— Requirement A —
Summarize the text on campus health surveillance in two sentences.
— Requirement B —
Reproduce the stretch of the text on campus health surveillance from "This mandatory collection" through "their education suffers.".

— Text segment —
= = = =
Many are stopping short of location-tracking, but will require students, faculty, and staff to provide detailed health data daily. Both the University of Alabama and Duke will require all students and employees to answer daily health questionnaires on symptom tracking apps before allowing them to attend school or work. The University of Kansas will take this a step further by linking responses to their symptom-checking app with building access.

This mandatory collection of sensitive data will teach students that it is normal and unremarkable to be constantly observed, and that not even your health information or location should be private. This is a dangerous precedent that could be easily abused and expanded further into daily life. Also, the constant surveillance of students produces negative psychological outcomes. We’ve found that increased surveillance leads students to report higher rates of anxiety and feelings of powerlessness and resentment toward their schools. When students don’t feel safe or comfortable, their education suffers.
= = = =
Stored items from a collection
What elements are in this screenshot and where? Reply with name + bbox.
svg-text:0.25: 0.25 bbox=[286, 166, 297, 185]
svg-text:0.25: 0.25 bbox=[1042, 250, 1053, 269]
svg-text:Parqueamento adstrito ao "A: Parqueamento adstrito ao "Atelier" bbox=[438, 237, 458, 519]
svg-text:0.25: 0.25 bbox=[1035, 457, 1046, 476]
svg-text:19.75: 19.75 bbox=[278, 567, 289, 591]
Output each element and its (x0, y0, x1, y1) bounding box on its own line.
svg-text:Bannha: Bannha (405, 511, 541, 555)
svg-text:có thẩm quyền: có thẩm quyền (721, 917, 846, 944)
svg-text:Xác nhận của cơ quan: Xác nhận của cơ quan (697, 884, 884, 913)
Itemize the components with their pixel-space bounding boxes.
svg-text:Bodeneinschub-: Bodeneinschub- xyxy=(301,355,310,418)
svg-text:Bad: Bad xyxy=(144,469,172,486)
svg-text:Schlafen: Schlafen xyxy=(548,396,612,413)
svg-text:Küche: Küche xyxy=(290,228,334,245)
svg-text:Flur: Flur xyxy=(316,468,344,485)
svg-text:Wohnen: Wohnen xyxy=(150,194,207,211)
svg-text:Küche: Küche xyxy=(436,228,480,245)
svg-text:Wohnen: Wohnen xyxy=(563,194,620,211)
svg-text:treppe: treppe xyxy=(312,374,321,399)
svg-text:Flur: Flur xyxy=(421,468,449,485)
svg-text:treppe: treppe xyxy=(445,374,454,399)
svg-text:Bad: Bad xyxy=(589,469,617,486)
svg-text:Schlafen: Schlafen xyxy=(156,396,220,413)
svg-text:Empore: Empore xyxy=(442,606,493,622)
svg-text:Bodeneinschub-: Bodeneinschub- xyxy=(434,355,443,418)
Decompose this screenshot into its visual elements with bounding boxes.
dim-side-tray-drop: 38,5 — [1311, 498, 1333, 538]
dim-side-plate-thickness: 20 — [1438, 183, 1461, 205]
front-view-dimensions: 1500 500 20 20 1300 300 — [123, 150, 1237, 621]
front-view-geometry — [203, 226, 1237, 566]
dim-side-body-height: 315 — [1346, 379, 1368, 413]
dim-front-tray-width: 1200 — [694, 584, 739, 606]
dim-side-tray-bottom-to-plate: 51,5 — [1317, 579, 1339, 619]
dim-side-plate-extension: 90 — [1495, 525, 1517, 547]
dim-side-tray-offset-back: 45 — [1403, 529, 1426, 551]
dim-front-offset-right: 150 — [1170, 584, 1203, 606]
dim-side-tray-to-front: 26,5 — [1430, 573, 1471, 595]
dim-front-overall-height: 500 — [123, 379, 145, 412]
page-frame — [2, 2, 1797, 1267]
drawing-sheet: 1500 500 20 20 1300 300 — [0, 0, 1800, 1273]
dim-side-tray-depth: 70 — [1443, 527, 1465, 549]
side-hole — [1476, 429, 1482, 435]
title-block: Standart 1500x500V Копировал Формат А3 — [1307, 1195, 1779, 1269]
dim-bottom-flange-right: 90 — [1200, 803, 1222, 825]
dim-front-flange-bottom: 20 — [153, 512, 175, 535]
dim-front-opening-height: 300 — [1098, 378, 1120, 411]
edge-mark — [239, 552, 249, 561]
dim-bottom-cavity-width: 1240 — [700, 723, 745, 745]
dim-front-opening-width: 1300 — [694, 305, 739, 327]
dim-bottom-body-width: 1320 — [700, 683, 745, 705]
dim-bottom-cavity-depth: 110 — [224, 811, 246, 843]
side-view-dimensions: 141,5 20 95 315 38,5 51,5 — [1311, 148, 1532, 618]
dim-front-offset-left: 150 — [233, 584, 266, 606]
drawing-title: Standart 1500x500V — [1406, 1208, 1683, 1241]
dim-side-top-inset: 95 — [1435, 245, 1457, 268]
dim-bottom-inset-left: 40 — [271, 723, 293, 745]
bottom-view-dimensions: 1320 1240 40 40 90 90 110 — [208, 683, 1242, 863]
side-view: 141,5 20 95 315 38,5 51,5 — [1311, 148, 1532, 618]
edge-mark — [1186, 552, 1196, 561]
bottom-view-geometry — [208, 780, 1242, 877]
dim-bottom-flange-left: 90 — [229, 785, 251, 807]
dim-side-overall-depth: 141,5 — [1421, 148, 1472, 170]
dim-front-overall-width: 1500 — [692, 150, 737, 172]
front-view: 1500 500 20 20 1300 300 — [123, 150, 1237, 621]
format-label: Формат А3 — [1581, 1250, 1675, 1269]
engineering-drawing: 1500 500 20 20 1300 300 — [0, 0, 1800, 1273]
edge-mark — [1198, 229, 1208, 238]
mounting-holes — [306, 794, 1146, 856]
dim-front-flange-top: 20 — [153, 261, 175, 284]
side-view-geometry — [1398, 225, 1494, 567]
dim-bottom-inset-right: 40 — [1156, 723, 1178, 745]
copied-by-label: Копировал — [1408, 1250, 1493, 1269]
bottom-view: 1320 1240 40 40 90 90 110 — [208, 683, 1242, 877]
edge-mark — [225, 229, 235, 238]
= = = =
— Your solution A —
Universities such as Alabama, Duke, and Kansas will require students and employees to submit daily health information through symptom-tracking apps, and Kansas will link those responses to building access. The text argues that this mandatory collection teaches students that constant observation is normal, sets a precedent open to abuse, and hurts their education by raising anxiety and feelings of powerlessness and resentment.

— Your solution B —
This mandatory collection of sensitive data will teach students that it is normal and unremarkable to be constantly observed, and that not even your health information or location should be private. This is a dangerous precedent that could be easily abused and expanded further into daily life. Also, the constant surveillance of students produces negative psychological outcomes. We’ve found that increased surveillance leads students to report higher rates of anxiety and feelings of powerlessness and resentment toward their schools. When students don’t feel safe or comfortable, their education suffers.